- **WHAT IS BEING ASKED**
Copy out each line of the material in which the word "donner" appears.

- **AVAILABLE DATA**

::::::::::

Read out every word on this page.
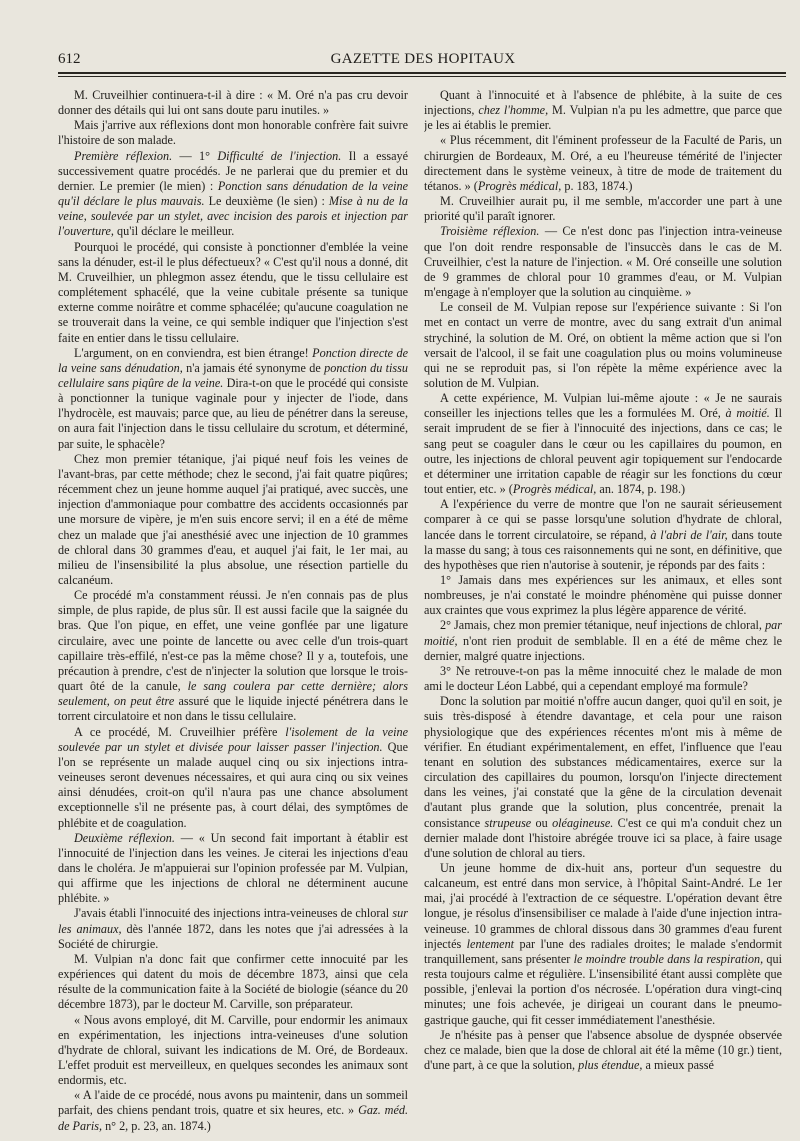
612	GAZETTE DES HOPITAUX

M. Cruveilhier continuera-t-il à dire : « M. Oré n'a pas cru devoir donner des détails qui lui ont sans doute paru inutiles. »

Mais j'arrive aux réflexions dont mon honorable confrère fait suivre l'histoire de son malade.

Première réflexion. — 1° Difficulté de l'injection. Il a essayé successivement quatre procédés. Je ne parlerai que du premier et du dernier. Le premier (le mien) : Ponction sans dénudation de la veine qu'il déclare le plus mauvais. Le deuxième (le sien) : Mise à nu de la veine, soulevée par un stylet, avec incision des parois et injection par l'ouverture, qu'il déclare le meilleur.

Pourquoi le procédé, qui consiste à ponctionner d'emblée la veine sans la dénuder, est-il le plus défectueux? « C'est qu'il nous a donné, dit M. Cruveilhier, un phlegmon assez étendu, que le tissu cellulaire est complétement sphacélé, que la veine cubitale présente sa tunique externe comme noirâtre et comme sphacélée; qu'aucune coagulation ne se trouverait dans la veine, ce qui semble indiquer que l'injection s'est faite en entier dans le tissu cellulaire.

L'argument, on en conviendra, est bien étrange! Ponction directe de la veine sans dénudation, n'a jamais été synonyme de ponction du tissu cellulaire sans piqûre de la veine. Dira-t-on que le procédé qui consiste à ponctionner la tunique vaginale pour y injecter de l'iode, dans l'hydrocèle, est mauvais; parce que, au lieu de pénétrer dans la sereuse, on aura fait l'injection dans le tissu cellulaire du scrotum, et déterminé, par suite, le sphacèle?

Chez mon premier tétanique, j'ai piqué neuf fois les veines de l'avant-bras, par cette méthode; chez le second, j'ai fait quatre piqûres; récemment chez un jeune homme auquel j'ai pratiqué, avec succès, une injection d'ammoniaque pour combattre des accidents occasionnés par une morsure de vipère, je m'en suis encore servi; il en a été de même chez un malade que j'ai anesthésié avec une injection de 10 grammes de chloral dans 30 grammes d'eau, et auquel j'ai fait, le 1er mai, au milieu de l'insensibilité la plus absolue, une résection partielle du calcanéum.

Ce procédé m'a constamment réussi. Je n'en connais pas de plus simple, de plus rapide, de plus sûr. Il est aussi facile que la saignée du bras. Que l'on pique, en effet, une veine gonflée par une ligature circulaire, avec une pointe de lancette ou avec celle d'un trois-quart capillaire très-effilé, n'est-ce pas la même chose? Il y a, toutefois, une précaution à prendre, c'est de n'injecter la solution que lorsque le trois-quart ôté de la canule, le sang coulera par cette dernière; alors seulement, on peut être assuré que le liquide injecté pénétrera dans le torrent circulatoire et non dans le tissu cellulaire.

A ce procédé, M. Cruveilhier préfère l'isolement de la veine soulevée par un stylet et divisée pour laisser passer l'injection. Que l'on se représente un malade auquel cinq ou six injections intra-veineuses seront devenues nécessaires, et qui aura cinq ou six veines ainsi dénudées, croit-on qu'il n'aura pas une chance absolument exceptionnelle s'il ne présente pas, à court délai, des symptômes de phlébite et de coagulation.

Deuxième réflexion. — « Un second fait important à établir est l'innocuité de l'injection dans les veines. Je citerai les injections d'eau dans le choléra. Je m'appuierai sur l'opinion professée par M. Vulpian, qui affirme que les injections de chloral ne déterminent aucune phlébite. »

J'avais établi l'innocuité des injections intra-veineuses de chloral sur les animaux, dès l'année 1872, dans les notes que j'ai adressées à la Société de chirurgie.

M. Vulpian n'a donc fait que confirmer cette innocuité par les expériences qui datent du mois de décembre 1873, ainsi que cela résulte de la communication faite à la Société de biologie (séance du 20 décembre 1873), par le docteur M. Carville, son préparateur.

« Nous avons employé, dit M. Carville, pour endormir les animaux en expérimentation, les injections intra-veineuses d'une solution d'hydrate de chloral, suivant les indications de M. Oré, de Bordeaux. L'effet produit est merveilleux, en quelques secondes les animaux sont endormis, etc.

« A l'aide de ce procédé, nous avons pu maintenir, dans un sommeil parfait, des chiens pendant trois, quatre et six heures, etc. » Gaz. méd. de Paris, n° 2, p. 23, an. 1874.)

Quant à l'innocuité et à l'absence de phlébite, à la suite de ces injections, chez l'homme, M. Vulpian n'a pu les admettre, que parce que je les ai établis le premier.

« Plus récemment, dit l'éminent professeur de la Faculté de Paris, un chirurgien de Bordeaux, M. Oré, a eu l'heureuse témérité de l'injecter directement dans le système veineux, à titre de mode de traitement du tétanos. » (Progrès médical, p. 183, 1874.)

M. Cruveilhier aurait pu, il me semble, m'accorder une part à une priorité qu'il paraît ignorer.

Troisième réflexion. — Ce n'est donc pas l'injection intra-veineuse que l'on doit rendre responsable de l'insuccès dans le cas de M. Cruveilhier, c'est la nature de l'injection. « M. Oré conseille une solution de 9 grammes de chloral pour 10 grammes d'eau, or M. Vulpian m'engage à n'employer que la solution au cinquième. »

Le conseil de M. Vulpian repose sur l'expérience suivante : Si l'on met en contact un verre de montre, avec du sang extrait d'un animal strychiné, la solution de M. Oré, on obtient la même action que si l'on versait de l'alcool, il se fait une coagulation plus ou moins volumineuse qui ne se reproduit pas, si l'on répète la même expérience avec la solution de M. Vulpian.

A cette expérience, M. Vulpian lui-même ajoute : « Je ne saurais conseiller les injections telles que les a formulées M. Oré, à moitié. Il serait imprudent de se fier à l'innocuité des injections, dans ce cas; le sang peut se coaguler dans le cœur ou les capillaires du poumon, en outre, les injections de chloral peuvent agir topiquement sur l'endocarde et déterminer une irritation capable de réagir sur les fonctions du cœur tout entier, etc. » (Progrès médical, an. 1874, p. 198.)

A l'expérience du verre de montre que l'on ne saurait sérieusement comparer à ce qui se passe lorsqu'une solution d'hydrate de chloral, lancée dans le torrent circulatoire, se répand, à l'abri de l'air, dans toute la masse du sang; à tous ces raisonnements qui ne sont, en définitive, que des hypothèses que rien n'autorise à soutenir, je réponds par des faits :

1° Jamais dans mes expériences sur les animaux, et elles sont nombreuses, je n'ai constaté le moindre phénomène qui puisse donner aux craintes que vous exprimez la plus légère apparence de vérité.

2° Jamais, chez mon premier tétanique, neuf injections de chloral, par moitié, n'ont rien produit de semblable. Il en a été de même chez le dernier, malgré quatre injections.

3° Ne retrouve-t-on pas la même innocuité chez le malade de mon ami le docteur Léon Labbé, qui a cependant employé ma formule?

Donc la solution par moitié n'offre aucun danger, quoi qu'il en soit, je suis très-disposé à étendre davantage, et cela pour une raison physiologique que des expériences récentes m'ont mis à même de vérifier. En étudiant expérimentalement, en effet, l'influence que l'eau tenant en solution des substances médicamentaires, exerce sur la circulation des capillaires du poumon, lorsqu'on l'injecte directement dans les veines, j'ai constaté que la gêne de la circulation devenait d'autant plus grande que la solution, plus concentrée, prenait la consistance strupeuse ou oléagineuse. C'est ce qui m'a conduit chez un dernier malade dont l'histoire abrégée trouve ici sa place, à faire usage d'une solution de chloral au tiers.

Un jeune homme de dix-huit ans, porteur d'un sequestre du calcaneum, est entré dans mon service, à l'hôpital Saint-André. Le 1er mai, j'ai procédé à l'extraction de ce séquestre. L'opération devant être longue, je résolus d'insensibiliser ce malade à l'aide d'une injection intra-veineuse. 10 grammes de chloral dissous dans 30 grammes d'eau furent injectés lentement par l'une des radiales droites; le malade s'endormit tranquillement, sans présenter le moindre trouble dans la respiration, qui resta toujours calme et régulière. L'insensibilité étant aussi complète que possible, j'enlevai la portion d'os nécrosée. L'opération dura vingt-cinq minutes; une fois achevée, je dirigeai un courant dans le pneumo-gastrique gauche, qui fit cesser immédiatement l'anesthésie.

Je n'hésite pas à penser que l'absence absolue de dyspnée observée chez ce malade, bien que la dose de chloral ait été la même (10 gr.) tient, d'une part, à ce que la solution, plus étendue, a mieux passé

::::::::::

- **SOLUTION TO THE EXERCISE**
M. Cruveilhier continuera-t-il à dire : « M. Oré n'a pas cru devoir donner des détails qui lui ont sans doute paru inutiles. »
1° Jamais dans mes expériences sur les animaux, et elles sont nombreuses, je n'ai constaté le moindre phénomène qui puisse donner aux craintes que vous exprimez la plus légère apparence de vérité.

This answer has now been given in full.